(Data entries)

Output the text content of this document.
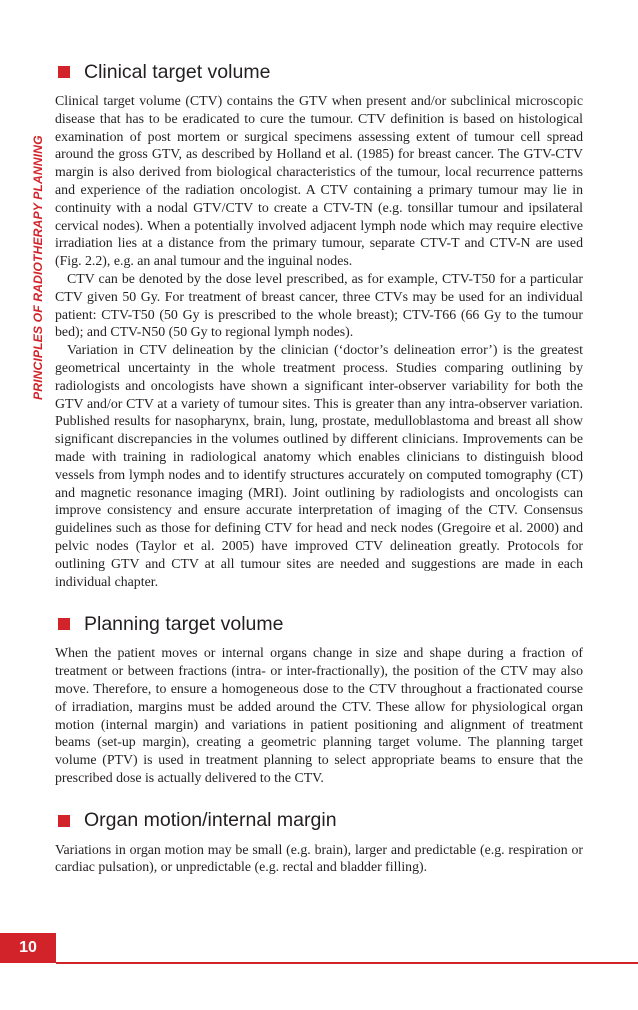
PRINCIPLES OF RADIOTHERAPY PLANNING
Clinical target volume

Clinical target volume (CTV) contains the GTV when present and/or subclinical microscopic disease that has to be eradicated to cure the tumour. CTV definition is based on histological examination of post mortem or surgical specimens assessing extent of tumour cell spread around the gross GTV, as described by Holland et al. (1985) for breast cancer. The GTV-CTV margin is also derived from biological characteristics of the tumour, local recurrence patterns and experience of the radiation oncologist. A CTV containing a primary tumour may lie in continuity with a nodal GTV/CTV to create a CTV-TN (e.g. tonsillar tumour and ipsilateral cervical nodes). When a potentially involved adjacent lymph node which may require elective irradiation lies at a distance from the primary tumour, separate CTV-T and CTV-N are used (Fig. 2.2), e.g. an anal tumour and the inguinal nodes.

CTV can be denoted by the dose level prescribed, as for example, CTV-T50 for a particular CTV given 50 Gy. For treatment of breast cancer, three CTVs may be used for an individual patient: CTV-T50 (50 Gy is prescribed to the whole breast); CTV-T66 (66 Gy to the tumour bed); and CTV-N50 (50 Gy to regional lymph nodes).

Variation in CTV delineation by the clinician (‘doctor’s delineation error’) is the greatest geometrical uncertainty in the whole treatment process. Studies comparing outlining by radiologists and oncologists have shown a significant inter-observer variability for both the GTV and/or CTV at a variety of tumour sites. This is greater than any intra-observer variation. Published results for nasopharynx, brain, lung, prostate, medulloblastoma and breast all show significant discrepancies in the volumes outlined by different clinicians. Improvements can be made with training in radiological anatomy which enables clinicians to distinguish blood vessels from lymph nodes and to identify structures accurately on computed tomography (CT) and magnetic resonance imaging (MRI). Joint outlining by radiologists and oncologists can improve consistency and ensure accurate interpretation of imaging of the CTV. Consensus guidelines such as those for defining CTV for head and neck nodes (Gregoire et al. 2000) and pelvic nodes (Taylor et al. 2005) have improved CTV delineation greatly. Protocols for outlining GTV and CTV at all tumour sites are needed and suggestions are made in each individual chapter.

Planning target volume

When the patient moves or internal organs change in size and shape during a fraction of treatment or between fractions (intra- or inter-fractionally), the position of the CTV may also move. Therefore, to ensure a homogeneous dose to the CTV throughout a fractionated course of irradiation, margins must be added around the CTV. These allow for physiological organ motion (internal margin) and variations in patient positioning and alignment of treatment beams (set-up margin), creating a geometric planning target volume. The planning target volume (PTV) is used in treatment planning to select appropriate beams to ensure that the prescribed dose is actually delivered to the CTV.

Organ motion/internal margin

Variations in organ motion may be small (e.g. brain), larger and predictable (e.g. respiration or cardiac pulsation), or unpredictable (e.g. rectal and bladder filling).

10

What this task involves: Skip the pictures, then retype every line above exactly.

Output:
Output the text content of this document.
PRINCIPLES OF RADIOTHERAPY PLANNING
Clinical target volume

Clinical target volume (CTV) contains the GTV when present and/or subclinical microscopic disease that has to be eradicated to cure the tumour. CTV definition is based on histological examination of post mortem or surgical specimens assessing extent of tumour cell spread around the gross GTV, as described by Holland et al. (1985) for breast cancer. The GTV-CTV margin is also derived from biological characteristics of the tumour, local recurrence patterns and experience of the radiation oncologist. A CTV containing a primary tumour may lie in continuity with a nodal GTV/CTV to create a CTV-TN (e.g. tonsillar tumour and ipsilateral cervical nodes). When a potentially involved adjacent lymph node which may require elective irradiation lies at a distance from the primary tumour, separate CTV-T and CTV-N are used (Fig. 2.2), e.g. an anal tumour and the inguinal nodes.

CTV can be denoted by the dose level prescribed, as for example, CTV-T50 for a particular CTV given 50 Gy. For treatment of breast cancer, three CTVs may be used for an individual patient: CTV-T50 (50 Gy is prescribed to the whole breast); CTV-T66 (66 Gy to the tumour bed); and CTV-N50 (50 Gy to regional lymph nodes).

Variation in CTV delineation by the clinician (‘doctor’s delineation error’) is the greatest geometrical uncertainty in the whole treatment process. Studies comparing outlining by radiologists and oncologists have shown a significant inter-observer variability for both the GTV and/or CTV at a variety of tumour sites. This is greater than any intra-observer variation. Published results for nasopharynx, brain, lung, prostate, medulloblastoma and breast all show significant discrepancies in the volumes outlined by different clinicians. Improvements can be made with training in radiological anatomy which enables clinicians to distinguish blood vessels from lymph nodes and to identify structures accurately on computed tomography (CT) and magnetic resonance imaging (MRI). Joint outlining by radiologists and oncologists can improve consistency and ensure accurate interpretation of imaging of the CTV. Consensus guidelines such as those for defining CTV for head and neck nodes (Gregoire et al. 2000) and pelvic nodes (Taylor et al. 2005) have improved CTV delineation greatly. Protocols for outlining GTV and CTV at all tumour sites are needed and suggestions are made in each individual chapter.

Planning target volume

When the patient moves or internal organs change in size and shape during a fraction of treatment or between fractions (intra- or inter-fractionally), the position of the CTV may also move. Therefore, to ensure a homogeneous dose to the CTV throughout a fractionated course of irradiation, margins must be added around the CTV. These allow for physiological organ motion (internal margin) and variations in patient positioning and alignment of treatment beams (set-up margin), creating a geometric planning target volume. The planning target volume (PTV) is used in treatment planning to select appropriate beams to ensure that the prescribed dose is actually delivered to the CTV.

Organ motion/internal margin

Variations in organ motion may be small (e.g. brain), larger and predictable (e.g. respiration or cardiac pulsation), or unpredictable (e.g. rectal and bladder filling).

10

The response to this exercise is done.